--- Task statement ---
Pictures aside, write out every record exactly as it appears.

Excerpt from a dataset:

______________________________

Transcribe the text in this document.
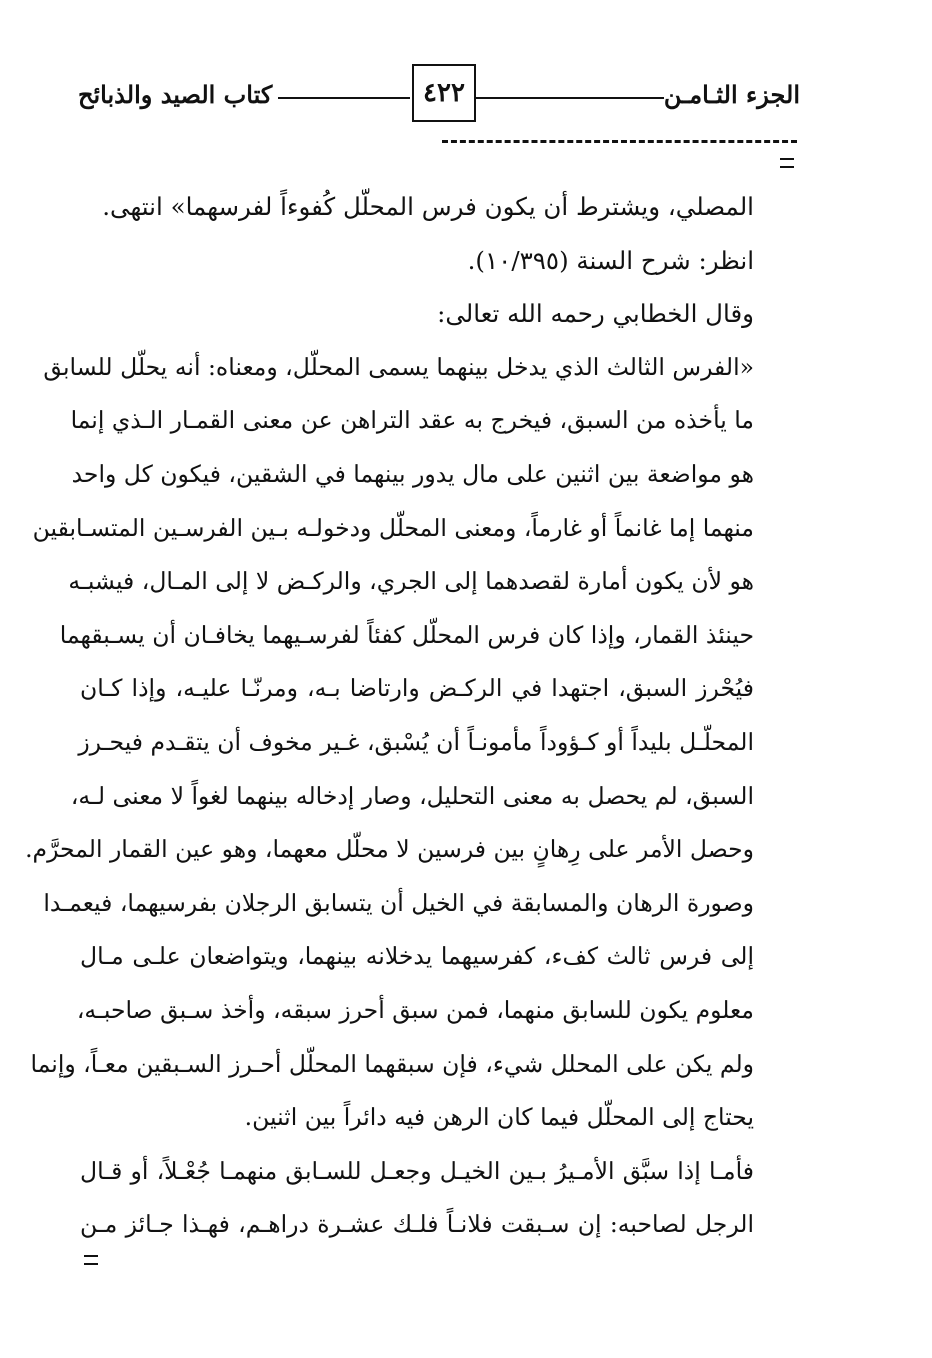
الجزء الثـامـن
٤٢٢
كتاب الصيد والذبائح
المصلي، ويشترط أن يكون فرس المحلّل كُفوءاً لفرسهما» انتهى.
انظر: شرح السنة (١٠/٣٩٥).
وقال الخطابي رحمه الله تعالى:
«الفرس الثالث الذي يدخل بينهما يسمى المحلّل، ومعناه: أنه يحلّل للسابق
ما يأخذه من السبق، فيخرج به عقد التراهن عن معنى القمـار الـذي إنما
هو مواضعة بين اثنين على مال يدور بينهما في الشقين، فيكون كل واحد
منهما إما غانماً أو غارماً، ومعنى المحلّل ودخولـه بـين الفرسـين المتسـابقين
هو لأن يكون أمارة لقصدهما إلى الجري، والركـض لا إلى المـال، فيشبـه
حينئذ القمار، وإذا كان فرس المحلّل كفئاً لفرسـيهما يخافـان أن يسـبقهما
فيُحْرز السبق، اجتهدا في الركـض وارتاضا بـه، ومرنّـا عليـه، وإذا كـان
المحلّـل بليداً أو كـؤوداً مأمونـاً أن يُسْبق، غـير مخوف أن يتقـدم فيحـرز
السبق، لم يحصل به معنى التحليل، وصار إدخاله بينهما لغواً لا معنى لـه،
وحصل الأمر على رِهانٍ بين فرسين لا محلّل معهما، وهو عين القمار المحرَّم.
وصورة الرهان والمسابقة في الخيل أن يتسابق الرجلان بفرسيهما، فيعمـدا
إلى فرس ثالث كفء، كفرسيهما يدخلانه بينهما، ويتواضعان علـى مـال
معلوم يكون للسابق منهما، فمن سبق أحرز سبقه، وأخذ سـبق صاحبـه،
ولم يكن على المحلل شيء، فإن سبقهما المحلّل أحـرز السـبقين معـاً، وإنما
يحتاج إلى المحلّل فيما كان الرهن فيه دائراً بين اثنين.
فأمـا إذا سبَّق الأمـيرُ بـين الخيـل وجعـل للسـابق منهمـا جُعْـلاً، أو قـال
الرجل لصاحبه: إن سـبقت فلانـاً فلـك عشـرة دراهـم، فهـذا جـائز مـن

______________________________

--- Full answer ---
Transcribe the text in this document.
الجزء الثـامـن
٤٢٢
كتاب الصيد والذبائح
المصلي، ويشترط أن يكون فرس المحلّل كُفوءاً لفرسهما» انتهى.
انظر: شرح السنة (١٠/٣٩٥).
وقال الخطابي رحمه الله تعالى:
«الفرس الثالث الذي يدخل بينهما يسمى المحلّل، ومعناه: أنه يحلّل للسابق
ما يأخذه من السبق، فيخرج به عقد التراهن عن معنى القمـار الـذي إنما
هو مواضعة بين اثنين على مال يدور بينهما في الشقين، فيكون كل واحد
منهما إما غانماً أو غارماً، ومعنى المحلّل ودخولـه بـين الفرسـين المتسـابقين
هو لأن يكون أمارة لقصدهما إلى الجري، والركـض لا إلى المـال، فيشبـه
حينئذ القمار، وإذا كان فرس المحلّل كفئاً لفرسـيهما يخافـان أن يسـبقهما
فيُحْرز السبق، اجتهدا في الركـض وارتاضا بـه، ومرنّـا عليـه، وإذا كـان
المحلّـل بليداً أو كـؤوداً مأمونـاً أن يُسْبق، غـير مخوف أن يتقـدم فيحـرز
السبق، لم يحصل به معنى التحليل، وصار إدخاله بينهما لغواً لا معنى لـه،
وحصل الأمر على رِهانٍ بين فرسين لا محلّل معهما، وهو عين القمار المحرَّم.
وصورة الرهان والمسابقة في الخيل أن يتسابق الرجلان بفرسيهما، فيعمـدا
إلى فرس ثالث كفء، كفرسيهما يدخلانه بينهما، ويتواضعان علـى مـال
معلوم يكون للسابق منهما، فمن سبق أحرز سبقه، وأخذ سـبق صاحبـه،
ولم يكن على المحلل شيء، فإن سبقهما المحلّل أحـرز السـبقين معـاً، وإنما
يحتاج إلى المحلّل فيما كان الرهن فيه دائراً بين اثنين.
فأمـا إذا سبَّق الأمـيرُ بـين الخيـل وجعـل للسـابق منهمـا جُعْـلاً، أو قـال
الرجل لصاحبه: إن سـبقت فلانـاً فلـك عشـرة دراهـم، فهـذا جـائز مـن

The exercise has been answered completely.